Your goal - Copy every line of the material below, changing nothing.

--- Start ---

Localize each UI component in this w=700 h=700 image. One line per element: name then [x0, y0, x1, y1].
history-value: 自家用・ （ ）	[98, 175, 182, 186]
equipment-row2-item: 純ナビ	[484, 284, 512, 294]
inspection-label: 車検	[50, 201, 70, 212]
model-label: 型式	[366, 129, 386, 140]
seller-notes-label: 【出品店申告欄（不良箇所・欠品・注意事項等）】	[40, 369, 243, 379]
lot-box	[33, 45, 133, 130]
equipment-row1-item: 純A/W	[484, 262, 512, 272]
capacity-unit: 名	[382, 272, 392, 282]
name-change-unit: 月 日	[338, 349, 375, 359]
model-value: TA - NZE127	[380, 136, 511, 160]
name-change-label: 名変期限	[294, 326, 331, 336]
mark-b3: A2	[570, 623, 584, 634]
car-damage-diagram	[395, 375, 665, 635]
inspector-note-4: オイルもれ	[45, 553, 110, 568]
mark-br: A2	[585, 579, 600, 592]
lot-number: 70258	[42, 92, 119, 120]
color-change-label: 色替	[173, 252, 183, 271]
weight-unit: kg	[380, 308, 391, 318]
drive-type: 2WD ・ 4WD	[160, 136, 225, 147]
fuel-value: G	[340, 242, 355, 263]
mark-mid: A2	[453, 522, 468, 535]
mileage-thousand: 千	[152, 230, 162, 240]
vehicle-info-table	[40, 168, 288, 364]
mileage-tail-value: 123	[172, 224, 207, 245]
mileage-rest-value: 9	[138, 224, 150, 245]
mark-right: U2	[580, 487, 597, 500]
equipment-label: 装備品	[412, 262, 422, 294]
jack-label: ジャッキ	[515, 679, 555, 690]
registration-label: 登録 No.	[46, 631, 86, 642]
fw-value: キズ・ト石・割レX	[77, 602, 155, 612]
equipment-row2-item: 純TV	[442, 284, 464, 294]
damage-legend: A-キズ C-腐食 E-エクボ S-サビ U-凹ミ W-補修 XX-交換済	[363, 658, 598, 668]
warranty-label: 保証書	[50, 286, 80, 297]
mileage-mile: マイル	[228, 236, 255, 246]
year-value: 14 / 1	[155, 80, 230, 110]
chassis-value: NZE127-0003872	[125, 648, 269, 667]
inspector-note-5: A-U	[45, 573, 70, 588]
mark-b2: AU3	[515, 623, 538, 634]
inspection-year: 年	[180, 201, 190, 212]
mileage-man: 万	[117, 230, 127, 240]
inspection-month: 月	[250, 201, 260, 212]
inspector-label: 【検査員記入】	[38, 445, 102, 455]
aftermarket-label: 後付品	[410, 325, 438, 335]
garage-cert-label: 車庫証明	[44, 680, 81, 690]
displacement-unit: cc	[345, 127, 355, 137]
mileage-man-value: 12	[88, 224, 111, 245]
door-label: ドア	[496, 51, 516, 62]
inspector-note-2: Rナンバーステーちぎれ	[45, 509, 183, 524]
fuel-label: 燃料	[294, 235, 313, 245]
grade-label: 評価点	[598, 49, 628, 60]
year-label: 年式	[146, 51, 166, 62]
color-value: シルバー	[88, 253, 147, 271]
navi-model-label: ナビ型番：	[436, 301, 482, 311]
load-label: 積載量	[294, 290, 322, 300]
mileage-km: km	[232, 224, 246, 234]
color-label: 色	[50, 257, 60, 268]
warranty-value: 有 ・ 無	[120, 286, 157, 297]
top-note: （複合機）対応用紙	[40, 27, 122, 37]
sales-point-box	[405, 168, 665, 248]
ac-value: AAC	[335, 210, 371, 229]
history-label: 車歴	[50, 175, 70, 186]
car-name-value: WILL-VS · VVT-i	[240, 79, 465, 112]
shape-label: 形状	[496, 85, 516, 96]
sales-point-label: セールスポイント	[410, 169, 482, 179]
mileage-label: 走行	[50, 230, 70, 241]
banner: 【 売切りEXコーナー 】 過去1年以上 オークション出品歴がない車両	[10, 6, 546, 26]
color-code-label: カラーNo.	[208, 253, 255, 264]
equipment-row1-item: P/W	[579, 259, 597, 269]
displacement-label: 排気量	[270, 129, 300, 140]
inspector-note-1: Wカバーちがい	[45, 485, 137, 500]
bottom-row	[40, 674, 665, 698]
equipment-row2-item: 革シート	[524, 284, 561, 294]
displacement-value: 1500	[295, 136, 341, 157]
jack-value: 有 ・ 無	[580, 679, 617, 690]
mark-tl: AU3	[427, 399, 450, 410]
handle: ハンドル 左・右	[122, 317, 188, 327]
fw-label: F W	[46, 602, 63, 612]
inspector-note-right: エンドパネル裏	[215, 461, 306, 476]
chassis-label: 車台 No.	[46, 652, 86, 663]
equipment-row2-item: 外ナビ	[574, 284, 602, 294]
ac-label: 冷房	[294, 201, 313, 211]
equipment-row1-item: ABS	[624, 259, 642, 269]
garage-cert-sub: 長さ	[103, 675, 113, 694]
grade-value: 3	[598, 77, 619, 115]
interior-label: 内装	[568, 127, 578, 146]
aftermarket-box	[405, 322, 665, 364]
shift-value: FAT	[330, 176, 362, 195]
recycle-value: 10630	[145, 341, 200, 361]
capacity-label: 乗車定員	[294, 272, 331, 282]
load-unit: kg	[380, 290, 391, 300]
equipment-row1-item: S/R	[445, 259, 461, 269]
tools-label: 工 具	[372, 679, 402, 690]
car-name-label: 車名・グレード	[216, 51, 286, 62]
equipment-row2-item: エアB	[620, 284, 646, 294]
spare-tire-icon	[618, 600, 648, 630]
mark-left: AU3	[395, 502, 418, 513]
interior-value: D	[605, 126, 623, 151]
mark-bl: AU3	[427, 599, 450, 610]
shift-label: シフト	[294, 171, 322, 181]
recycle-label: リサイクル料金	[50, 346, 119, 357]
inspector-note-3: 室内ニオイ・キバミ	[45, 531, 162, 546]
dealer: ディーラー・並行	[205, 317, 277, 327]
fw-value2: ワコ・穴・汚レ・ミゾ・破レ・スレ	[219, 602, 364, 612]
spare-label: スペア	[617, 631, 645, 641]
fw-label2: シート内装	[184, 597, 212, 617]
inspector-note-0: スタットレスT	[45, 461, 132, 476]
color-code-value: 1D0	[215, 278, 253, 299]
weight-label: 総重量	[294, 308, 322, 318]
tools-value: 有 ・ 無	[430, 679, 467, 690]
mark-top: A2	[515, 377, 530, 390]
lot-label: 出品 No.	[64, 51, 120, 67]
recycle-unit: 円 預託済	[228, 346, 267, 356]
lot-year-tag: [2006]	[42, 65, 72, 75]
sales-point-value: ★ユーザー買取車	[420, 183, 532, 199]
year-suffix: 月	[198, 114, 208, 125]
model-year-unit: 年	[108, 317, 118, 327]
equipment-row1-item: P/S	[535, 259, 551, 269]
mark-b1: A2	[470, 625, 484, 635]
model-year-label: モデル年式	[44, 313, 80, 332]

--- End ---

Response to the exercise -
Localize each UI component in this w=700 h=700 image. One line per element: name then [x0, y0, x1, y1].
history-value: 自家用・ （ ）	[98, 175, 182, 186]
equipment-row2-item: 純ナビ	[484, 284, 512, 294]
inspection-label: 車検	[50, 201, 70, 212]
model-label: 型式	[366, 129, 386, 140]
seller-notes-label: 【出品店申告欄（不良箇所・欠品・注意事項等）】	[40, 369, 243, 379]
lot-box	[33, 45, 133, 130]
equipment-row1-item: 純A/W	[484, 262, 512, 272]
capacity-unit: 名	[382, 272, 392, 282]
name-change-unit: 月 日	[338, 349, 375, 359]
model-value: TA - NZE127	[380, 136, 511, 160]
name-change-label: 名変期限	[294, 326, 331, 336]
mark-b3: A2	[570, 623, 584, 634]
car-damage-diagram	[395, 375, 665, 635]
inspector-note-4: オイルもれ	[45, 553, 110, 568]
mark-br: A2	[585, 579, 600, 592]
lot-number: 70258	[42, 92, 119, 120]
color-change-label: 色替	[173, 252, 183, 271]
weight-unit: kg	[380, 308, 391, 318]
drive-type: 2WD ・ 4WD	[160, 136, 225, 147]
fuel-value: G	[340, 242, 355, 263]
mark-mid: A2	[453, 522, 468, 535]
mileage-thousand: 千	[152, 230, 162, 240]
vehicle-info-table	[40, 168, 288, 364]
mileage-tail-value: 123	[172, 224, 207, 245]
mileage-rest-value: 9	[138, 224, 150, 245]
mark-right: U2	[580, 487, 597, 500]
equipment-label: 装備品	[412, 262, 422, 294]
jack-label: ジャッキ	[515, 679, 555, 690]
registration-label: 登録 No.	[46, 631, 86, 642]
fw-value: キズ・ト石・割レX	[77, 602, 155, 612]
equipment-row2-item: 純TV	[442, 284, 464, 294]
damage-legend: A-キズ C-腐食 E-エクボ S-サビ U-凹ミ W-補修 XX-交換済	[363, 658, 598, 668]
warranty-label: 保証書	[50, 286, 80, 297]
mileage-mile: マイル	[228, 236, 255, 246]
year-value: 14 / 1	[155, 80, 230, 110]
chassis-value: NZE127-0003872	[125, 648, 269, 667]
inspector-note-5: A-U	[45, 573, 70, 588]
mark-b2: AU3	[515, 623, 538, 634]
inspection-year: 年	[180, 201, 190, 212]
mileage-man: 万	[117, 230, 127, 240]
inspection-month: 月	[250, 201, 260, 212]
inspector-label: 【検査員記入】	[38, 445, 102, 455]
aftermarket-label: 後付品	[410, 325, 438, 335]
garage-cert-label: 車庫証明	[44, 680, 81, 690]
displacement-unit: cc	[345, 127, 355, 137]
mileage-man-value: 12	[88, 224, 111, 245]
door-label: ドア	[496, 51, 516, 62]
inspector-note-2: Rナンバーステーちぎれ	[45, 509, 183, 524]
fuel-label: 燃料	[294, 235, 313, 245]
grade-label: 評価点	[598, 49, 628, 60]
year-label: 年式	[146, 51, 166, 62]
color-value: シルバー	[88, 253, 147, 271]
navi-model-label: ナビ型番：	[436, 301, 482, 311]
load-label: 積載量	[294, 290, 322, 300]
mileage-km: km	[232, 224, 246, 234]
color-label: 色	[50, 257, 60, 268]
warranty-value: 有 ・ 無	[120, 286, 157, 297]
top-note: （複合機）対応用紙	[40, 27, 122, 37]
sales-point-box	[405, 168, 665, 248]
ac-value: AAC	[335, 210, 371, 229]
history-label: 車歴	[50, 175, 70, 186]
car-name-value: WILL-VS · VVT-i	[240, 79, 465, 112]
shape-label: 形状	[496, 85, 516, 96]
sales-point-label: セールスポイント	[410, 169, 482, 179]
mileage-label: 走行	[50, 230, 70, 241]
banner: 【 売切りEXコーナー 】 過去1年以上 オークション出品歴がない車両	[10, 6, 546, 26]
color-code-label: カラーNo.	[208, 253, 255, 264]
equipment-row1-item: P/W	[579, 259, 597, 269]
displacement-label: 排気量	[270, 129, 300, 140]
inspector-note-1: Wカバーちがい	[45, 485, 137, 500]
bottom-row	[40, 674, 665, 698]
equipment-row2-item: 革シート	[524, 284, 561, 294]
displacement-value: 1500	[295, 136, 341, 157]
jack-value: 有 ・ 無	[580, 679, 617, 690]
mark-tl: AU3	[427, 399, 450, 410]
handle: ハンドル 左・右	[122, 317, 188, 327]
fw-label: F W	[46, 602, 63, 612]
inspector-note-right: エンドパネル裏	[215, 461, 306, 476]
chassis-label: 車台 No.	[46, 652, 86, 663]
equipment-row2-item: 外ナビ	[574, 284, 602, 294]
ac-label: 冷房	[294, 201, 313, 211]
equipment-row1-item: ABS	[624, 259, 642, 269]
garage-cert-sub: 長さ	[103, 675, 113, 694]
grade-value: 3	[598, 77, 619, 115]
interior-label: 内装	[568, 127, 578, 146]
aftermarket-box	[405, 322, 665, 364]
shift-value: FAT	[330, 176, 362, 195]
recycle-value: 10630	[145, 341, 200, 361]
capacity-label: 乗車定員	[294, 272, 331, 282]
load-unit: kg	[380, 290, 391, 300]
equipment-row1-item: S/R	[445, 259, 461, 269]
tools-label: 工 具	[372, 679, 402, 690]
car-name-label: 車名・グレード	[216, 51, 286, 62]
equipment-row2-item: エアB	[620, 284, 646, 294]
spare-tire-icon	[618, 600, 648, 630]
mark-left: AU3	[395, 502, 418, 513]
interior-value: D	[605, 126, 623, 151]
mark-bl: AU3	[427, 599, 450, 610]
shift-label: シフト	[294, 171, 322, 181]
recycle-label: リサイクル料金	[50, 346, 119, 357]
inspector-note-3: 室内ニオイ・キバミ	[45, 531, 162, 546]
dealer: ディーラー・並行	[205, 317, 277, 327]
fw-value2: ワコ・穴・汚レ・ミゾ・破レ・スレ	[219, 602, 364, 612]
spare-label: スペア	[617, 631, 645, 641]
fw-label2: シート内装	[184, 597, 212, 617]
inspector-note-0: スタットレスT	[45, 461, 132, 476]
color-code-value: 1D0	[215, 278, 253, 299]
weight-label: 総重量	[294, 308, 322, 318]
tools-value: 有 ・ 無	[430, 679, 467, 690]
mark-top: A2	[515, 377, 530, 390]
lot-label: 出品 No.	[64, 51, 120, 67]
recycle-unit: 円 預託済	[228, 346, 267, 356]
lot-year-tag: [2006]	[42, 65, 72, 75]
sales-point-value: ★ユーザー買取車	[420, 183, 532, 199]
year-suffix: 月	[198, 114, 208, 125]
model-year-unit: 年	[108, 317, 118, 327]
equipment-row1-item: P/S	[535, 259, 551, 269]
mark-b1: A2	[470, 625, 484, 635]
model-year-label: モデル年式	[44, 313, 80, 332]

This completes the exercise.